> **What is needed**
Reproduce all the entries exactly and keep the pictures out.

> **Input records**
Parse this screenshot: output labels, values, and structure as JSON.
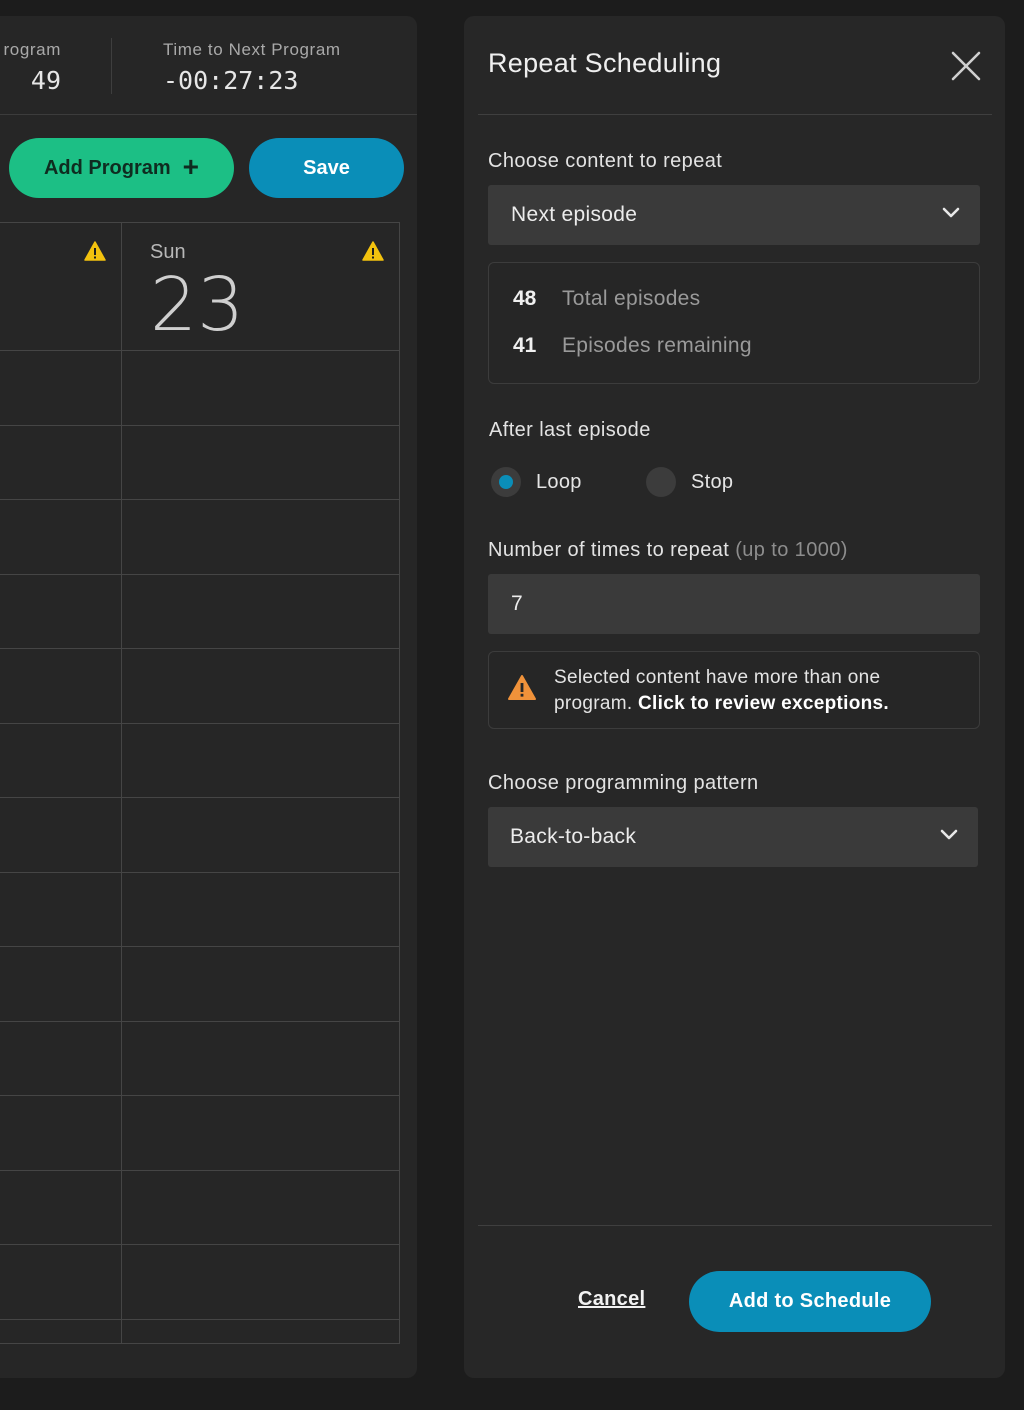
{
  "schedule": {
    "current_program_label": "rogram",
    "current_program_value": "49",
    "next_program_label": "Time to Next Program",
    "next_program_value": "-00:27:23",
    "add_program_label": "Add Program",
    "save_label": "Save",
    "day_name": "Sun",
    "day_number": "23"
  },
  "modal": {
    "title": "Repeat Scheduling",
    "content_label": "Choose content to repeat",
    "content_selected": "Next episode",
    "stats": [
      {
        "value": "48",
        "label": "Total episodes"
      },
      {
        "value": "41",
        "label": "Episodes remaining"
      }
    ],
    "after_label": "After last episode",
    "options": [
      {
        "label": "Loop",
        "checked": true
      },
      {
        "label": "Stop",
        "checked": false
      }
    ],
    "repeat_label": "Number of times to repeat",
    "repeat_hint": "(up to 1000)",
    "repeat_value": "7",
    "alert_text": "Selected content have more than one program.",
    "alert_link": "Click to review exceptions.",
    "pattern_label": "Choose programming pattern",
    "pattern_selected": "Back-to-back",
    "cancel_label": "Cancel",
    "submit_label": "Add to Schedule"
  },
  "colors": {
    "accent_blue": "#0a8eb8",
    "accent_green": "#1cbf85",
    "warning_yellow": "#f3c20e",
    "warning_orange": "#f0923a"
  },
  "icons": [
    "warning-icon",
    "close-icon",
    "chevron-down-icon",
    "plus-icon"
  ]
}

> **Answer to this problem**
Parse this screenshot: output labels, values, and structure as JSON.
{
  "schedule": {
    "current_program_label": "rogram",
    "current_program_value": "49",
    "next_program_label": "Time to Next Program",
    "next_program_value": "-00:27:23",
    "add_program_label": "Add Program",
    "save_label": "Save",
    "day_name": "Sun",
    "day_number": "23"
  },
  "modal": {
    "title": "Repeat Scheduling",
    "content_label": "Choose content to repeat",
    "content_selected": "Next episode",
    "stats": [
      {
        "value": "48",
        "label": "Total episodes"
      },
      {
        "value": "41",
        "label": "Episodes remaining"
      }
    ],
    "after_label": "After last episode",
    "options": [
      {
        "label": "Loop",
        "checked": true
      },
      {
        "label": "Stop",
        "checked": false
      }
    ],
    "repeat_label": "Number of times to repeat",
    "repeat_hint": "(up to 1000)",
    "repeat_value": "7",
    "alert_text": "Selected content have more than one program.",
    "alert_link": "Click to review exceptions.",
    "pattern_label": "Choose programming pattern",
    "pattern_selected": "Back-to-back",
    "cancel_label": "Cancel",
    "submit_label": "Add to Schedule"
  },
  "colors": {
    "accent_blue": "#0a8eb8",
    "accent_green": "#1cbf85",
    "warning_yellow": "#f3c20e",
    "warning_orange": "#f0923a"
  },
  "icons": [
    "warning-icon",
    "close-icon",
    "chevron-down-icon",
    "plus-icon"
  ]
}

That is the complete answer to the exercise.